▶ _Provided information_
= Beginning of Section =

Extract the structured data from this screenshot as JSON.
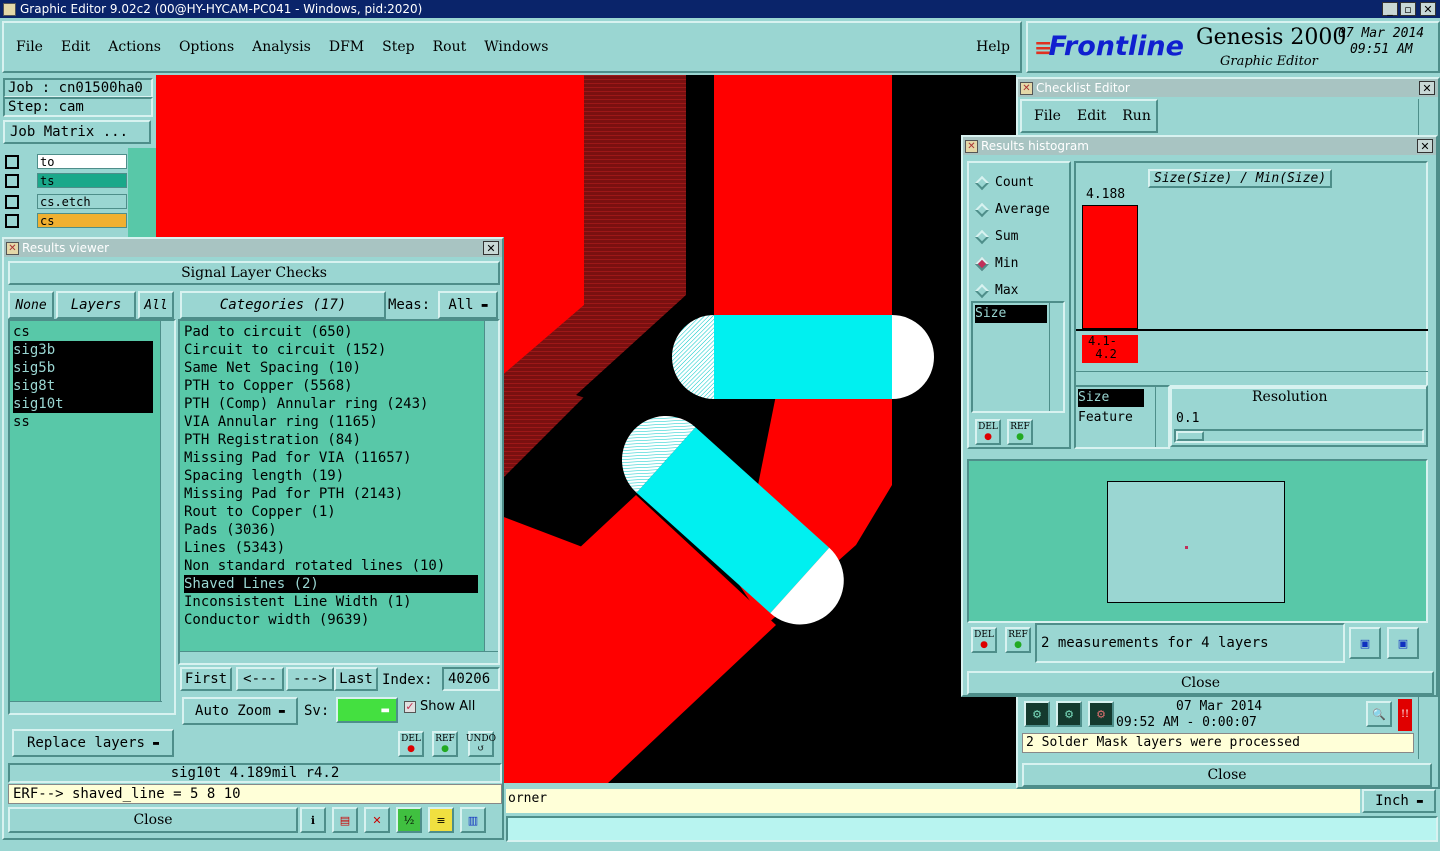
{
  "window": {
    "title": "Graphic Editor 9.02c2 (00@HY-HYCAM-PC041 - Windows, pid:2020)",
    "controls": [
      "_",
      "▫",
      "✕"
    ]
  },
  "menubar": [
    "File",
    "Edit",
    "Actions",
    "Options",
    "Analysis",
    "DFM",
    "Step",
    "Rout",
    "Windows"
  ],
  "help_label": "Help",
  "brand": {
    "logo": "Frontline",
    "product": "Genesis 2000",
    "subtitle": "Graphic Editor",
    "date": "07 Mar 2014",
    "time": "09:51 AM"
  },
  "job": {
    "job": "Job : cn01500ha0",
    "step": "Step: cam",
    "matrix_button": "Job Matrix ..."
  },
  "layer_list": [
    {
      "name": "to",
      "color": "#ffffff"
    },
    {
      "name": "ts",
      "color": "#1aa88a"
    },
    {
      "name": "cs.etch",
      "color": "#9ad6d2"
    },
    {
      "name": "cs",
      "color": "#f0b030"
    }
  ],
  "results_viewer": {
    "title": "Results viewer",
    "header": "Signal Layer Checks",
    "none_btn": "None",
    "layers_btn": "Layers",
    "all_btn": "All",
    "categories_btn": "Categories (17)",
    "meas_label": "Meas:",
    "meas_value": "All",
    "layers": [
      "cs",
      "sig3b",
      "sig5b",
      "sig8t",
      "sig10t",
      "ss"
    ],
    "selected_layers": [
      1,
      2,
      3,
      4
    ],
    "categories": [
      "Pad to circuit (650)",
      "Circuit to circuit (152)",
      "Same Net Spacing (10)",
      "PTH to Copper (5568)",
      "PTH (Comp) Annular ring (243)",
      "VIA Annular ring (1165)",
      "PTH Registration (84)",
      "Missing Pad for VIA (11657)",
      "Spacing length (19)",
      "Missing Pad for PTH (2143)",
      "Rout to Copper (1)",
      "Pads (3036)",
      "Lines (5343)",
      "Non standard rotated lines (10)",
      "Shaved Lines (2)",
      "Inconsistent Line Width (1)",
      "Conductor width (9639)"
    ],
    "selected_category": 14,
    "first_btn": "First",
    "prev_btn": "<---",
    "next_btn": "--->",
    "last_btn": "Last",
    "index_label": "Index:",
    "index_value": "40206",
    "autozoom_btn": "Auto Zoom",
    "sv_label": "Sv:",
    "show_all_label": "Show All",
    "replace_btn": "Replace layers",
    "del_label": "DEL",
    "ref_label": "REF",
    "undo_label": "UNDO",
    "status": "sig10t 4.189mil  r4.2",
    "erf": "ERF--> shaved_line = 5 8 10",
    "close_btn": "Close"
  },
  "checklist_editor": {
    "title": "Checklist Editor",
    "menu": [
      "File",
      "Edit",
      "Run"
    ],
    "date": "07 Mar 2014",
    "time": "09:52 AM - 0:00:07",
    "message": "2 Solder Mask layers were processed",
    "close_btn": "Close"
  },
  "histogram": {
    "title": "Results histogram",
    "options": [
      "Count",
      "Average",
      "Sum",
      "Min",
      "Max"
    ],
    "selected_option": "Min",
    "formula": "Size(Size) / Min(Size)",
    "bar_value": "4.188",
    "bar_range": "4.1-\n 4.2",
    "attr_list": [
      "Size"
    ],
    "size_list": [
      "Size",
      "Feature"
    ],
    "resolution_label": "Resolution",
    "resolution_value": "0.1",
    "measurement_text": "2 measurements for 4 layers",
    "close_btn": "Close",
    "del_label": "DEL",
    "ref_label": "REF"
  },
  "bottom": {
    "status_text": "orner",
    "unit": "Inch"
  },
  "colors": {
    "panel": "#9ad6d2",
    "dark": "#4e8e8a",
    "copper": "#ff0000",
    "highlight": "#00f0f0",
    "list_bg": "#58c8a8"
  }
}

= End of Section =

▶ _Your assignment_
Every line of the material is to be quoted exactly, with no pictures carried over.

▶ _Answer section_
Extract the structured data from this screenshot as JSON.
{
  "window": {
    "title": "Graphic Editor 9.02c2 (00@HY-HYCAM-PC041 - Windows, pid:2020)",
    "controls": [
      "_",
      "▫",
      "✕"
    ]
  },
  "menubar": [
    "File",
    "Edit",
    "Actions",
    "Options",
    "Analysis",
    "DFM",
    "Step",
    "Rout",
    "Windows"
  ],
  "help_label": "Help",
  "brand": {
    "logo": "Frontline",
    "product": "Genesis 2000",
    "subtitle": "Graphic Editor",
    "date": "07 Mar 2014",
    "time": "09:51 AM"
  },
  "job": {
    "job": "Job : cn01500ha0",
    "step": "Step: cam",
    "matrix_button": "Job Matrix ..."
  },
  "layer_list": [
    {
      "name": "to",
      "color": "#ffffff"
    },
    {
      "name": "ts",
      "color": "#1aa88a"
    },
    {
      "name": "cs.etch",
      "color": "#9ad6d2"
    },
    {
      "name": "cs",
      "color": "#f0b030"
    }
  ],
  "results_viewer": {
    "title": "Results viewer",
    "header": "Signal Layer Checks",
    "none_btn": "None",
    "layers_btn": "Layers",
    "all_btn": "All",
    "categories_btn": "Categories (17)",
    "meas_label": "Meas:",
    "meas_value": "All",
    "layers": [
      "cs",
      "sig3b",
      "sig5b",
      "sig8t",
      "sig10t",
      "ss"
    ],
    "selected_layers": [
      1,
      2,
      3,
      4
    ],
    "categories": [
      "Pad to circuit (650)",
      "Circuit to circuit (152)",
      "Same Net Spacing (10)",
      "PTH to Copper (5568)",
      "PTH (Comp) Annular ring (243)",
      "VIA Annular ring (1165)",
      "PTH Registration (84)",
      "Missing Pad for VIA (11657)",
      "Spacing length (19)",
      "Missing Pad for PTH (2143)",
      "Rout to Copper (1)",
      "Pads (3036)",
      "Lines (5343)",
      "Non standard rotated lines (10)",
      "Shaved Lines (2)",
      "Inconsistent Line Width (1)",
      "Conductor width (9639)"
    ],
    "selected_category": 14,
    "first_btn": "First",
    "prev_btn": "<---",
    "next_btn": "--->",
    "last_btn": "Last",
    "index_label": "Index:",
    "index_value": "40206",
    "autozoom_btn": "Auto Zoom",
    "sv_label": "Sv:",
    "show_all_label": "Show All",
    "replace_btn": "Replace layers",
    "del_label": "DEL",
    "ref_label": "REF",
    "undo_label": "UNDO",
    "status": "sig10t 4.189mil  r4.2",
    "erf": "ERF--> shaved_line = 5 8 10",
    "close_btn": "Close"
  },
  "checklist_editor": {
    "title": "Checklist Editor",
    "menu": [
      "File",
      "Edit",
      "Run"
    ],
    "date": "07 Mar 2014",
    "time": "09:52 AM - 0:00:07",
    "message": "2 Solder Mask layers were processed",
    "close_btn": "Close"
  },
  "histogram": {
    "title": "Results histogram",
    "options": [
      "Count",
      "Average",
      "Sum",
      "Min",
      "Max"
    ],
    "selected_option": "Min",
    "formula": "Size(Size) / Min(Size)",
    "bar_value": "4.188",
    "bar_range": "4.1-\n 4.2",
    "attr_list": [
      "Size"
    ],
    "size_list": [
      "Size",
      "Feature"
    ],
    "resolution_label": "Resolution",
    "resolution_value": "0.1",
    "measurement_text": "2 measurements for 4 layers",
    "close_btn": "Close",
    "del_label": "DEL",
    "ref_label": "REF"
  },
  "bottom": {
    "status_text": "orner",
    "unit": "Inch"
  },
  "colors": {
    "panel": "#9ad6d2",
    "dark": "#4e8e8a",
    "copper": "#ff0000",
    "highlight": "#00f0f0",
    "list_bg": "#58c8a8"
  }
}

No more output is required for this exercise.